--- Texto proporcionado ---

El Real Instituto Elcano ha dado a conocer el resultado de una encuesta que revela el apoyo mayoritario de la sociedad española a la OTAN, con un 66 por ciento que procede de votantes de izquierda. Es la prueba de que desde su ingreso, en 1981, la organización atlántica ha dejado de ser motivo de confrontación política en España, al mismo tiempo que se acepta su papel de disuasión frente a los intentos expansionistas de otros países y es considerada como un instrumento garante de la integridad territorial.

Mientras, el pacifismo extremo en Occidente tiene en personajes como Vladímir Putin, promotor de la invasión rusa de Ucrania, un poderoso argumento contrario. Países con una larga tradición de neutralidad, como Suecia y Finlandia, ya han expresado su deseo de incorporarse a la organización militar del bloque occidental que lidera Estados Unidos.

La Organización del Tratado del Atlántico Norte agrupa EEUU, Canadá y buena parte de los países europeos como un mecanismo de defensa militar, pero también como instrumento de garantía democrática. Es en este aspecto en el que es necesario presionar a algunos de sus socios, como Turquía, para garantizar la equiparación de garantías políticas. El encuentro de Madrid, además de la guerra en Ucrania y las nuevas adhesiones, también debería incorporar estas cuestiones en su agenda.

--- Datos para examinar ---

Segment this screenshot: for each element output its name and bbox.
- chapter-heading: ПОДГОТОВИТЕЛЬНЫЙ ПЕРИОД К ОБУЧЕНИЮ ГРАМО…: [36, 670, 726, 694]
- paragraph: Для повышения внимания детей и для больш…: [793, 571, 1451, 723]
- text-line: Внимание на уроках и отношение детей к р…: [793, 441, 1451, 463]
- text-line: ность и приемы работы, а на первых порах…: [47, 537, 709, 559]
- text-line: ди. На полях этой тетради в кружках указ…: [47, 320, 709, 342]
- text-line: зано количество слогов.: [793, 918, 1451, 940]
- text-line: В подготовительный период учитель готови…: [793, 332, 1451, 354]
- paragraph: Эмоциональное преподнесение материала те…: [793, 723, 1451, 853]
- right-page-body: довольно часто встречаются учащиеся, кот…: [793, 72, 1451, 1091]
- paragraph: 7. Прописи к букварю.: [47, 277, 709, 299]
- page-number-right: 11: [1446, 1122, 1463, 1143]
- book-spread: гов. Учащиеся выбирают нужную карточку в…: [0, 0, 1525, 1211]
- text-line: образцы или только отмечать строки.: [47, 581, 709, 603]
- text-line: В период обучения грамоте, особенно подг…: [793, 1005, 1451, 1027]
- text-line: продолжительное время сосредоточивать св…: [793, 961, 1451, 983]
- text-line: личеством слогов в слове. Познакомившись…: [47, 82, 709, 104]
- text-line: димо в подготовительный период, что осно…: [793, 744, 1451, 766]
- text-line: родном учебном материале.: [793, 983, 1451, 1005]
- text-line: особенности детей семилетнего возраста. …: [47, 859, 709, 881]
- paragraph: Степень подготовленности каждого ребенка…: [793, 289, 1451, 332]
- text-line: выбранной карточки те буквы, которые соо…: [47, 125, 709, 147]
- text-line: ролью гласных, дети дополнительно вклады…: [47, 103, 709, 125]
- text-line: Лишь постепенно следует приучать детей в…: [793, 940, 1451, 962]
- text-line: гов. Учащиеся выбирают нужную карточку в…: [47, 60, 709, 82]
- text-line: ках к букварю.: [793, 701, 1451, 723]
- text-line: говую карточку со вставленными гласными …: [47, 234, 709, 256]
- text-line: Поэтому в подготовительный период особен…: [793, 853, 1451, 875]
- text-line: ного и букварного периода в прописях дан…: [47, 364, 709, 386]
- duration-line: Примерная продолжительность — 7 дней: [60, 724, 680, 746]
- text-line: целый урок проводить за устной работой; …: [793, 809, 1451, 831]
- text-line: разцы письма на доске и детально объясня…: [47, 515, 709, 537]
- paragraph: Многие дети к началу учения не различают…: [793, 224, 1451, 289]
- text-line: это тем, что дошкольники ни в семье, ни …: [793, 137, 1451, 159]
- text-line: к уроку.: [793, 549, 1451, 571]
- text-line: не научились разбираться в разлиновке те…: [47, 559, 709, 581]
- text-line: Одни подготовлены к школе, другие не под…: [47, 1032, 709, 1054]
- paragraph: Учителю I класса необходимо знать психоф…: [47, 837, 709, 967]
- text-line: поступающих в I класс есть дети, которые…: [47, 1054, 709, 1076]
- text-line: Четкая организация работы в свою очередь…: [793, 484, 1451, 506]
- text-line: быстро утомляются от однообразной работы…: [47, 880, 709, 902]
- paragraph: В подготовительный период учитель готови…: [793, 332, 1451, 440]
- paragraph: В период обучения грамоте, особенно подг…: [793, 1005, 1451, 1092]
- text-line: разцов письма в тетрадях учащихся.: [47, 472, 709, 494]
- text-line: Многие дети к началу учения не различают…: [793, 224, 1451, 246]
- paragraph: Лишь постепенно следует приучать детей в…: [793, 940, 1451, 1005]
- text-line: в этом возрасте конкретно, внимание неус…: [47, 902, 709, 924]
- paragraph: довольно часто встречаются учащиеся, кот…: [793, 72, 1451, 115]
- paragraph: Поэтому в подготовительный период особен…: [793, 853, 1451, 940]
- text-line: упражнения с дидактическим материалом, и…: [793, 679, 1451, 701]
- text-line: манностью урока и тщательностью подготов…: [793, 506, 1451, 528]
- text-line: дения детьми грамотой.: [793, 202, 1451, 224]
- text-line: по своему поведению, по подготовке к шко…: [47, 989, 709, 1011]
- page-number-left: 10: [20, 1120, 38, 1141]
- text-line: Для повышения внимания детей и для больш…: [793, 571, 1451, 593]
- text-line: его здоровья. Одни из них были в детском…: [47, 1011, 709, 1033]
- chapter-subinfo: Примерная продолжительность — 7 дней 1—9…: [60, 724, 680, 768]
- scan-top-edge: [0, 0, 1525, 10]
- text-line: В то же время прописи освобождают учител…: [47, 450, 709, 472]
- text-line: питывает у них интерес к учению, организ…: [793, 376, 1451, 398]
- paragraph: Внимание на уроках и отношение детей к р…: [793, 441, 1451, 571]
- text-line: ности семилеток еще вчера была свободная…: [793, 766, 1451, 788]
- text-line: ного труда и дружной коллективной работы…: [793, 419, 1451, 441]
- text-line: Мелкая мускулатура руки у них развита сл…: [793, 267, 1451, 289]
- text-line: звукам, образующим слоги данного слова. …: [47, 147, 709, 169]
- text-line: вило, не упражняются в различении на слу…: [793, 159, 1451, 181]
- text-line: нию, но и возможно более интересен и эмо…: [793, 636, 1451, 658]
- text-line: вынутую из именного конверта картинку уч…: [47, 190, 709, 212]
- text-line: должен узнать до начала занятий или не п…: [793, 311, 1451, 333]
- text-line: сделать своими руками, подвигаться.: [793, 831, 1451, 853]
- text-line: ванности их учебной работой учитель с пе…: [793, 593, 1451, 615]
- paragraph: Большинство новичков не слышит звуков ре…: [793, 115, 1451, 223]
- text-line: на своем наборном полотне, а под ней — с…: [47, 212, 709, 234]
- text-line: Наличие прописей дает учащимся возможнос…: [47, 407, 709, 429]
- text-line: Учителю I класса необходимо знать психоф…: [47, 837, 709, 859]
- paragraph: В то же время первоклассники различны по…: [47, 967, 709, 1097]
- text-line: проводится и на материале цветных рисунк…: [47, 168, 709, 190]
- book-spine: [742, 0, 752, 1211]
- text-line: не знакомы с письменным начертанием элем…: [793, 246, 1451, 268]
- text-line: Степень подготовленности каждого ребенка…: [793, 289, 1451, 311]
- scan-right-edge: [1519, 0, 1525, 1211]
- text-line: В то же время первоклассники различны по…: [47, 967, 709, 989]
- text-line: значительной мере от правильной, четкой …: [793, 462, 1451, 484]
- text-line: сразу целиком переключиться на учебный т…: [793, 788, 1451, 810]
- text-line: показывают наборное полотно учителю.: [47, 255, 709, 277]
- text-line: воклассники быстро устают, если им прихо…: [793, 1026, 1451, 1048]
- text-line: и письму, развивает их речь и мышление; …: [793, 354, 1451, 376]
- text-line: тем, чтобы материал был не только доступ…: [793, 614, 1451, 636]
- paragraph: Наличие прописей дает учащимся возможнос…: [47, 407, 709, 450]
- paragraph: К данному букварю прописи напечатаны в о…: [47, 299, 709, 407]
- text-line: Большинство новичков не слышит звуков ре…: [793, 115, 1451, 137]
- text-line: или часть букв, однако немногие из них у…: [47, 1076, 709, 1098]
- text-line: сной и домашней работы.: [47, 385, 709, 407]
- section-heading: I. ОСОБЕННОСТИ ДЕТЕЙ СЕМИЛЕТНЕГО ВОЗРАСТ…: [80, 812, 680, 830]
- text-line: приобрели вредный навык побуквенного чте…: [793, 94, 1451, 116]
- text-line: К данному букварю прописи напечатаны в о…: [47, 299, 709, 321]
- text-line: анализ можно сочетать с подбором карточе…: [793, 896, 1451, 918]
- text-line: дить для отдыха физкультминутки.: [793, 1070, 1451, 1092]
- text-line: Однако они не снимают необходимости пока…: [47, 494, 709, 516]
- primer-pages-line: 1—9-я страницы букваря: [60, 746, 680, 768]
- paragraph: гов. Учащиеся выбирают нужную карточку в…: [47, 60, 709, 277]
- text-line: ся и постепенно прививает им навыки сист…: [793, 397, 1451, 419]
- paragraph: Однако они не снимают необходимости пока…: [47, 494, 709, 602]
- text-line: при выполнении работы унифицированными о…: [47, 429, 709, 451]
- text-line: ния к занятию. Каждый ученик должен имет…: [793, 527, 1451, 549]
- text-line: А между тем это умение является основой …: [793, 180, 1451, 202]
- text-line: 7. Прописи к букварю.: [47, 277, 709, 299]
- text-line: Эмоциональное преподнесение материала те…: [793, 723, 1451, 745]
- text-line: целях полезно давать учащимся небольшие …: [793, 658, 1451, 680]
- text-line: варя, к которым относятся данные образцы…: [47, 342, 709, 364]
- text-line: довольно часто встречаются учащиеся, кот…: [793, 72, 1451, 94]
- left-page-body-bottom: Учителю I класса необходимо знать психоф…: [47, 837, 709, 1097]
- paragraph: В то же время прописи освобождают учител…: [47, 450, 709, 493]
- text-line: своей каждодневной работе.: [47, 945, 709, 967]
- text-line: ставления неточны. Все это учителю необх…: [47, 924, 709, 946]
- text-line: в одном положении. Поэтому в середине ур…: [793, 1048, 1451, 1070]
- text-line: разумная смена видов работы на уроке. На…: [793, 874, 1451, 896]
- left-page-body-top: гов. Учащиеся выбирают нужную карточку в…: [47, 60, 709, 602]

---

• Ejercicios:
a) Reproduce sin cambios el fragmento del texto sobre la OTAN que va de "La Organización del" a "en su agenda.".
b) Indica, por favor, si cada afirmación concuerda con el texto sobre la OTAN; responde sí o no y cita textualmente las palabras que lo deciden. (i) La encuesta del Real Instituto Elcano muestra que la mayoría de la sociedad española apoya a la OTAN. (ii) España ingresó en la OTAN en 1991. (iii) Suecia y Finlandia han manifestado su deseo de incorporarse a la organización.
Los ítems son material independiente del texto sobre la OTAN.

• Tus respuestas:
a)
La Organización del Tratado del Atlántico Norte agrupa EEUU, Canadá y buena parte de los países europeos como un mecanismo de defensa militar, pero también como instrumento de garantía democrática. Es en este aspecto en el que es necesario presionar a algunos de sus socios, como Turquía, para garantizar la equiparación de garantías políticas. El encuentro de Madrid, además de la guerra en Ucrania y las nuevas adhesiones, también debería incorporar estas cuestiones en su agenda.

b)
(i) Sí: "revela el apoyo mayoritario de la sociedad española a la OTAN".
(ii) No: "desde su ingreso, en 1981".
(iii) Sí: "ya han expresado su deseo de incorporarse a la organización militar del bloque occidental".